Take the material below and write it all out again exactly.

+++ THE RECORDS

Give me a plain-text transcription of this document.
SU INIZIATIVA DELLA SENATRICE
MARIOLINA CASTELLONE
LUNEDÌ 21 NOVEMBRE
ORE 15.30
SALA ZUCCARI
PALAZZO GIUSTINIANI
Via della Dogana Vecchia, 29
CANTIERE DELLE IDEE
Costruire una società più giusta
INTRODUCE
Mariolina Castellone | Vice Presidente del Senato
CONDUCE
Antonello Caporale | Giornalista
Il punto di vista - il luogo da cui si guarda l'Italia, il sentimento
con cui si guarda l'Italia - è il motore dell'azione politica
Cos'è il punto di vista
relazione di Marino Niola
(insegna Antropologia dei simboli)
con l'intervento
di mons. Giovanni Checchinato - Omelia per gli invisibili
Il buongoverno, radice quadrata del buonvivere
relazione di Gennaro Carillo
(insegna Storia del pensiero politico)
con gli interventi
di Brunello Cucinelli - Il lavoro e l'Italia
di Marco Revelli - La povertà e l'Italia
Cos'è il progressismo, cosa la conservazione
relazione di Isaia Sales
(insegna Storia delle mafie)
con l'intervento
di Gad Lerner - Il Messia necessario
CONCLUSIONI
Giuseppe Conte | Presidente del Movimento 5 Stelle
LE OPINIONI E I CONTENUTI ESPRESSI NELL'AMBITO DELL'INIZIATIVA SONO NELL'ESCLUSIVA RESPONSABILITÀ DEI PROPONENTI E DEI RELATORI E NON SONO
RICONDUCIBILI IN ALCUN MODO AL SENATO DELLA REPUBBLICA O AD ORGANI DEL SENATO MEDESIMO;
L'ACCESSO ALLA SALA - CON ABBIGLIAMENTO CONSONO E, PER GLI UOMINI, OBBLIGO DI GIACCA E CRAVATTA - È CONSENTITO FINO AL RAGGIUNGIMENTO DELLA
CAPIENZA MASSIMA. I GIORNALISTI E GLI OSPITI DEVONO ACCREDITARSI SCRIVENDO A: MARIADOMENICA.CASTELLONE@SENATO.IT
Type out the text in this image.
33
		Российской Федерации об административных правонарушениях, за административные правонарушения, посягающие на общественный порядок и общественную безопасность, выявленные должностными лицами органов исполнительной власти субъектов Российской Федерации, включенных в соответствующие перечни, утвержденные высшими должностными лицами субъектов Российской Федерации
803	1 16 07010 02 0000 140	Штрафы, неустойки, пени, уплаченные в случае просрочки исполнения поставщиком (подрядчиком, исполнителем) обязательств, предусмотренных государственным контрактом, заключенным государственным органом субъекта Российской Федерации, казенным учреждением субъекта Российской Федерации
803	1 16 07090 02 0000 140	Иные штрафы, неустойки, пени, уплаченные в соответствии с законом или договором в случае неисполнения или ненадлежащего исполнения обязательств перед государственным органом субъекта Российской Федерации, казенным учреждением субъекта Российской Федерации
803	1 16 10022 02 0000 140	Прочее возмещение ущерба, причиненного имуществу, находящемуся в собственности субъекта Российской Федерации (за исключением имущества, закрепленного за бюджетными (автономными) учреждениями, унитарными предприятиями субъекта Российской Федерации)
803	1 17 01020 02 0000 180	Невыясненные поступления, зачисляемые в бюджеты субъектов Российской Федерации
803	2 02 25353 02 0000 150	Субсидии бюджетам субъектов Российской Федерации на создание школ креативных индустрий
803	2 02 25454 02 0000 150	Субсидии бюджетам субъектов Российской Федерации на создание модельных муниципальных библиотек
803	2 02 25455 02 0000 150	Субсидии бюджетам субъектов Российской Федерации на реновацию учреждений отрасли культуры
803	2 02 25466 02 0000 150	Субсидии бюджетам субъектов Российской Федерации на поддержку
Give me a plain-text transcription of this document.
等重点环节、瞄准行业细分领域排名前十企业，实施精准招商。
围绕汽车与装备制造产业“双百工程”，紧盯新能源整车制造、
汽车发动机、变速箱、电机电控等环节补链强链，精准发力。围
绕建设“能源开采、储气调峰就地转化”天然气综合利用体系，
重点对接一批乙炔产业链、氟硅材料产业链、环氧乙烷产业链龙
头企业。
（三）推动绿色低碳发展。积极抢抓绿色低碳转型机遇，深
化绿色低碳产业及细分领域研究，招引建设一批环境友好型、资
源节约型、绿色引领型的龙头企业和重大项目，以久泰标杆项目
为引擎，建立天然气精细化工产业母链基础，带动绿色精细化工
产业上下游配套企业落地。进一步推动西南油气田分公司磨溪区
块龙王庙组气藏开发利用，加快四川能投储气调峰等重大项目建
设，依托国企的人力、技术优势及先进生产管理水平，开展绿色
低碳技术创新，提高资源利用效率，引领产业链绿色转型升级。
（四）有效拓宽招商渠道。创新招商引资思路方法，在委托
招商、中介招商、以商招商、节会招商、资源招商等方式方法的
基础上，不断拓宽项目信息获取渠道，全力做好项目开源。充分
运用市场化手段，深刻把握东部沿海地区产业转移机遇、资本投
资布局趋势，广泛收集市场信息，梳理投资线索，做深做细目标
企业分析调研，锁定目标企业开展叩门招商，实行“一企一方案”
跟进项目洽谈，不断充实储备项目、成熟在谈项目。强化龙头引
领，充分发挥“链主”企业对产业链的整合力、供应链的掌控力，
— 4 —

++++++

**WRITTEN RESPONSE**
Give me a plain-text transcription of this document.
SU INIZIATIVA DELLA SENATRICE
MARIOLINA CASTELLONE
LUNEDÌ 21 NOVEMBRE
ORE 15.30
SALA ZUCCARI
PALAZZO GIUSTINIANI
Via della Dogana Vecchia, 29
CANTIERE DELLE IDEE
Costruire una società più giusta
INTRODUCE
Mariolina Castellone | Vice Presidente del Senato
CONDUCE
Antonello Caporale | Giornalista
Il punto di vista - il luogo da cui si guarda l'Italia, il sentimento
con cui si guarda l'Italia - è il motore dell'azione politica
Cos'è il punto di vista
relazione di Marino Niola
(insegna Antropologia dei simboli)
con l'intervento
di mons. Giovanni Checchinato - Omelia per gli invisibili
Il buongoverno, radice quadrata del buonvivere
relazione di Gennaro Carillo
(insegna Storia del pensiero politico)
con gli interventi
di Brunello Cucinelli - Il lavoro e l'Italia
di Marco Revelli - La povertà e l'Italia
Cos'è il progressismo, cosa la conservazione
relazione di Isaia Sales
(insegna Storia delle mafie)
con l'intervento
di Gad Lerner - Il Messia necessario
CONCLUSIONI
Giuseppe Conte | Presidente del Movimento 5 Stelle
LE OPINIONI E I CONTENUTI ESPRESSI NELL'AMBITO DELL'INIZIATIVA SONO NELL'ESCLUSIVA RESPONSABILITÀ DEI PROPONENTI E DEI RELATORI E NON SONO
RICONDUCIBILI IN ALCUN MODO AL SENATO DELLA REPUBBLICA O AD ORGANI DEL SENATO MEDESIMO;
L'ACCESSO ALLA SALA - CON ABBIGLIAMENTO CONSONO E, PER GLI UOMINI, OBBLIGO DI GIACCA E CRAVATTA - È CONSENTITO FINO AL RAGGIUNGIMENTO DELLA
CAPIENZA MASSIMA. I GIORNALISTI E GLI OSPITI DEVONO ACCREDITARSI SCRIVENDO A: MARIADOMENICA.CASTELLONE@SENATO.IT
Type out the text in this image.
33
		Российской Федерации об административных правонарушениях, за административные правонарушения, посягающие на общественный порядок и общественную безопасность, выявленные должностными лицами органов исполнительной власти субъектов Российской Федерации, включенных в соответствующие перечни, утвержденные высшими должностными лицами субъектов Российской Федерации
803	1 16 07010 02 0000 140	Штрафы, неустойки, пени, уплаченные в случае просрочки исполнения поставщиком (подрядчиком, исполнителем) обязательств, предусмотренных государственным контрактом, заключенным государственным органом субъекта Российской Федерации, казенным учреждением субъекта Российской Федерации
803	1 16 07090 02 0000 140	Иные штрафы, неустойки, пени, уплаченные в соответствии с законом или договором в случае неисполнения или ненадлежащего исполнения обязательств перед государственным органом субъекта Российской Федерации, казенным учреждением субъекта Российской Федерации
803	1 16 10022 02 0000 140	Прочее возмещение ущерба, причиненного имуществу, находящемуся в собственности субъекта Российской Федерации (за исключением имущества, закрепленного за бюджетными (автономными) учреждениями, унитарными предприятиями субъекта Российской Федерации)
803	1 17 01020 02 0000 180	Невыясненные поступления, зачисляемые в бюджеты субъектов Российской Федерации
803	2 02 25353 02 0000 150	Субсидии бюджетам субъектов Российской Федерации на создание школ креативных индустрий
803	2 02 25454 02 0000 150	Субсидии бюджетам субъектов Российской Федерации на создание модельных муниципальных библиотек
803	2 02 25455 02 0000 150	Субсидии бюджетам субъектов Российской Федерации на реновацию учреждений отрасли культуры
803	2 02 25466 02 0000 150	Субсидии бюджетам субъектов Российской Федерации на поддержку
Give me a plain-text transcription of this document.
等重点环节、瞄准行业细分领域排名前十企业，实施精准招商。
围绕汽车与装备制造产业“双百工程”，紧盯新能源整车制造、
汽车发动机、变速箱、电机电控等环节补链强链，精准发力。围
绕建设“能源开采、储气调峰就地转化”天然气综合利用体系，
重点对接一批乙炔产业链、氟硅材料产业链、环氧乙烷产业链龙
头企业。
（三）推动绿色低碳发展。积极抢抓绿色低碳转型机遇，深
化绿色低碳产业及细分领域研究，招引建设一批环境友好型、资
源节约型、绿色引领型的龙头企业和重大项目，以久泰标杆项目
为引擎，建立天然气精细化工产业母链基础，带动绿色精细化工
产业上下游配套企业落地。进一步推动西南油气田分公司磨溪区
块龙王庙组气藏开发利用，加快四川能投储气调峰等重大项目建
设，依托国企的人力、技术优势及先进生产管理水平，开展绿色
低碳技术创新，提高资源利用效率，引领产业链绿色转型升级。
（四）有效拓宽招商渠道。创新招商引资思路方法，在委托
招商、中介招商、以商招商、节会招商、资源招商等方式方法的
基础上，不断拓宽项目信息获取渠道，全力做好项目开源。充分
运用市场化手段，深刻把握东部沿海地区产业转移机遇、资本投
资布局趋势，广泛收集市场信息，梳理投资线索，做深做细目标
企业分析调研，锁定目标企业开展叩门招商，实行“一企一方案”
跟进项目洽谈，不断充实储备项目、成熟在谈项目。强化龙头引
领，充分发挥“链主”企业对产业链的整合力、供应链的掌控力，
— 4 —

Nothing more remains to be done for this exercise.